◆ WORK TO COMPLETE
The entries below should be transcribed in their entirety, exactly as written.

-=-=-=-=-

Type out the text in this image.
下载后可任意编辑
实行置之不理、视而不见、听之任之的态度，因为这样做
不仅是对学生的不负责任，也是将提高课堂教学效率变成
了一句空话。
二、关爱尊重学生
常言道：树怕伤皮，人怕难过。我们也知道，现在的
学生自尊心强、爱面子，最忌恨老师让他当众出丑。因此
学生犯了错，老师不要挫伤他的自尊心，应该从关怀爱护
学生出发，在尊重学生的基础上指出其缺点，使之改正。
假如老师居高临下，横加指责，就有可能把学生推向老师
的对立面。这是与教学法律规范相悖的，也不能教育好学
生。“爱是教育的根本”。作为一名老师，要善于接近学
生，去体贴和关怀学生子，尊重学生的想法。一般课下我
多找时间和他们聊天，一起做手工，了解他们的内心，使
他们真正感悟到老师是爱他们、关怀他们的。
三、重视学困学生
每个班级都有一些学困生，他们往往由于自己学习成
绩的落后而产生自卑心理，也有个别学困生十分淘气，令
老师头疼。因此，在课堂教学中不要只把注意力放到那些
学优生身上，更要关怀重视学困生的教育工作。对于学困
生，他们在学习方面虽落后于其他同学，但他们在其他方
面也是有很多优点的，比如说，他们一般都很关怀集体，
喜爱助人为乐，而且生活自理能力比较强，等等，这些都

-=-=-=-=-

◆ OUTPUT FOR THIS TASK
Type out the text in this image.
下载后可任意编辑
实行置之不理、视而不见、听之任之的态度，因为这样做
不仅是对学生的不负责任，也是将提高课堂教学效率变成
了一句空话。
二、关爱尊重学生
常言道：树怕伤皮，人怕难过。我们也知道，现在的
学生自尊心强、爱面子，最忌恨老师让他当众出丑。因此
学生犯了错，老师不要挫伤他的自尊心，应该从关怀爱护
学生出发，在尊重学生的基础上指出其缺点，使之改正。
假如老师居高临下，横加指责，就有可能把学生推向老师
的对立面。这是与教学法律规范相悖的，也不能教育好学
生。“爱是教育的根本”。作为一名老师，要善于接近学
生，去体贴和关怀学生子，尊重学生的想法。一般课下我
多找时间和他们聊天，一起做手工，了解他们的内心，使
他们真正感悟到老师是爱他们、关怀他们的。
三、重视学困学生
每个班级都有一些学困生，他们往往由于自己学习成
绩的落后而产生自卑心理，也有个别学困生十分淘气，令
老师头疼。因此，在课堂教学中不要只把注意力放到那些
学优生身上，更要关怀重视学困生的教育工作。对于学困
生，他们在学习方面虽落后于其他同学，但他们在其他方
面也是有很多优点的，比如说，他们一般都很关怀集体，
喜爱助人为乐，而且生活自理能力比较强，等等，这些都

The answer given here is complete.